* [EXERCISE AIM]:
Write out each line word for word. Drop pictures.

####################

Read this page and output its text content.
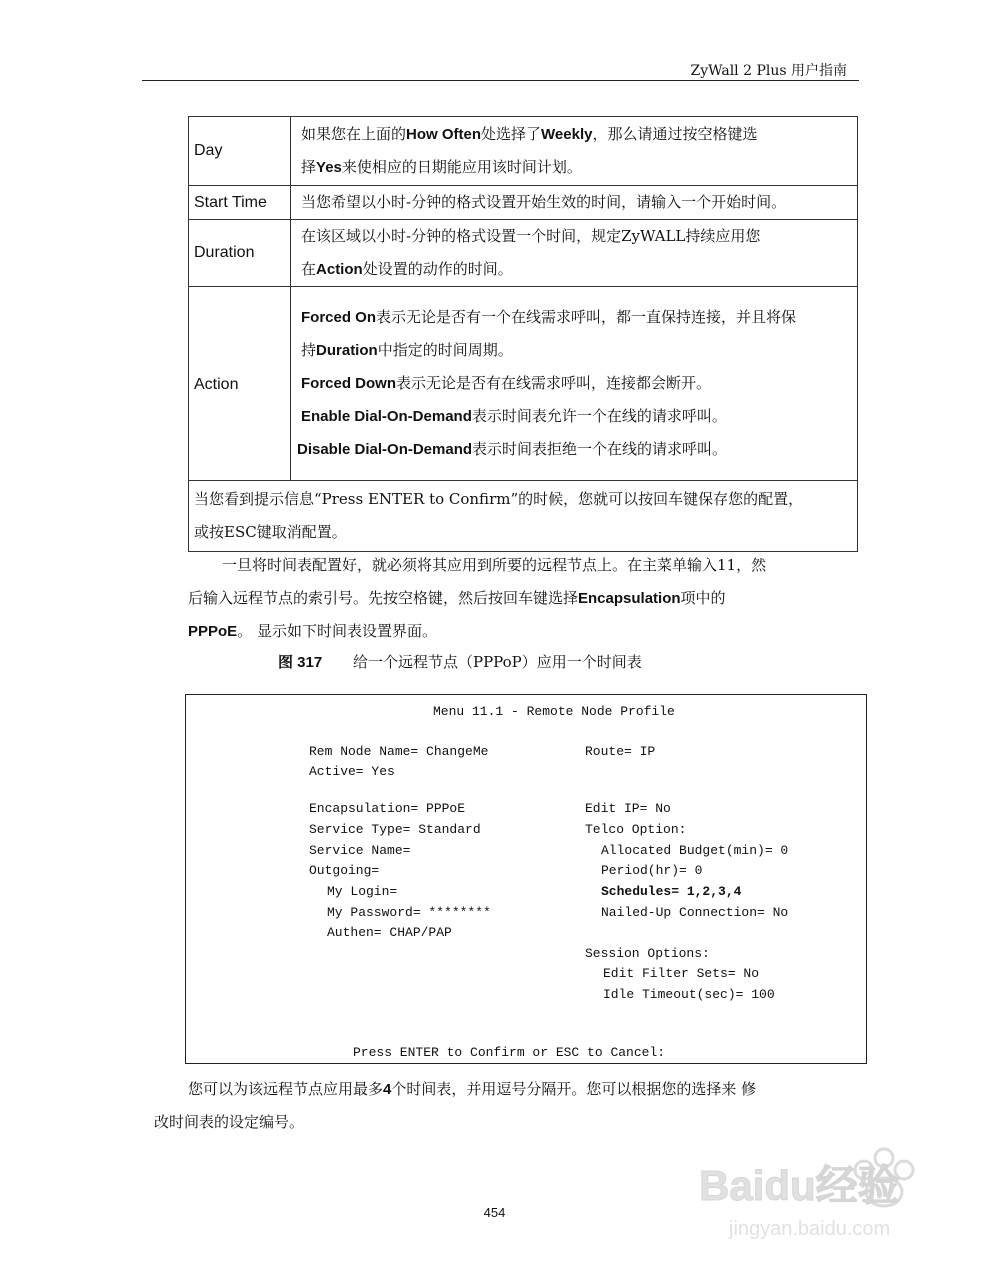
ZyWall 2 Plus 用户指南
Day	如果您在上面的How Often处选择了Weekly，那么请通过按空格键选
择Yes来使相应的日期能应用该时间计划。

Start Time	当您希望以小时-分钟的格式设置开始生效的时间，请输入一个开始时间。
Duration	在该区域以小时-分钟的格式设置一个时间，规定ZyWALL持续应用您
在Action处设置的动作的时间。

Action	Forced On表示无论是否有一个在线需求呼叫，都一直保持连接，并且将保
持Duration中指定的时间周期。
Forced Down表示无论是否有在线需求呼叫，连接都会断开。
Enable Dial-On-Demand表示时间表允许一个在线的请求呼叫。
Disable Dial-On-Demand表示时间表拒绝一个在线的请求呼叫。

当您看到提示信息“Press ENTER to Confirm”的时候，您就可以按回车键保存您的配置，
或按ESC键取消配置。	
一旦将时间表配置好，就必须将其应用到所要的远程节点上。在主菜单输入11，然
后输入远程节点的索引号。先按空格键，然后按回车键选择Encapsulation项中的
PPPoE。 显示如下时间表设置界面。
图 317 给一个远程节点（PPPoP）应用一个时间表
Menu 11.1 - Remote Node Profile
Rem Node Name= ChangeMe
Active= Yes
Encapsulation= PPPoE
Service Type= Standard
Service Name=
Outgoing=
My Login=
My Password= ********
Authen= CHAP/PAP
Route= IP
Edit IP= No
Telco Option:
Allocated Budget(min)= 0
Period(hr)= 0
Schedules= 1,2,3,4
Nailed-Up Connection= No
Session Options:
Edit Filter Sets= No
Idle Timeout(sec)= 100
Press ENTER to Confirm or ESC to Cancel:
您可以为该远程节点应用最多4个时间表，并用逗号分隔开。您可以根据您的选择来 修
改时间表的设定编号。
454
Baidu经验
jingyan.baidu.com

####################

* [EXERCISE ANSWER]:
Read this page and output its text content.
ZyWall 2 Plus 用户指南
Day	如果您在上面的How Often处选择了Weekly，那么请通过按空格键选
择Yes来使相应的日期能应用该时间计划。

Start Time	当您希望以小时-分钟的格式设置开始生效的时间，请输入一个开始时间。
Duration	在该区域以小时-分钟的格式设置一个时间，规定ZyWALL持续应用您
在Action处设置的动作的时间。

Action	Forced On表示无论是否有一个在线需求呼叫，都一直保持连接，并且将保
持Duration中指定的时间周期。
Forced Down表示无论是否有在线需求呼叫，连接都会断开。
Enable Dial-On-Demand表示时间表允许一个在线的请求呼叫。
Disable Dial-On-Demand表示时间表拒绝一个在线的请求呼叫。

当您看到提示信息“Press ENTER to Confirm”的时候，您就可以按回车键保存您的配置，
或按ESC键取消配置。	
一旦将时间表配置好，就必须将其应用到所要的远程节点上。在主菜单输入11，然
后输入远程节点的索引号。先按空格键，然后按回车键选择Encapsulation项中的
PPPoE。 显示如下时间表设置界面。
图 317 给一个远程节点（PPPoP）应用一个时间表
Menu 11.1 - Remote Node Profile
Rem Node Name= ChangeMe
Active= Yes
Encapsulation= PPPoE
Service Type= Standard
Service Name=
Outgoing=
My Login=
My Password= ********
Authen= CHAP/PAP
Route= IP
Edit IP= No
Telco Option:
Allocated Budget(min)= 0
Period(hr)= 0
Schedules= 1,2,3,4
Nailed-Up Connection= No
Session Options:
Edit Filter Sets= No
Idle Timeout(sec)= 100
Press ENTER to Confirm or ESC to Cancel:
您可以为该远程节点应用最多4个时间表，并用逗号分隔开。您可以根据您的选择来 修
改时间表的设定编号。
454
Baidu经验
jingyan.baidu.com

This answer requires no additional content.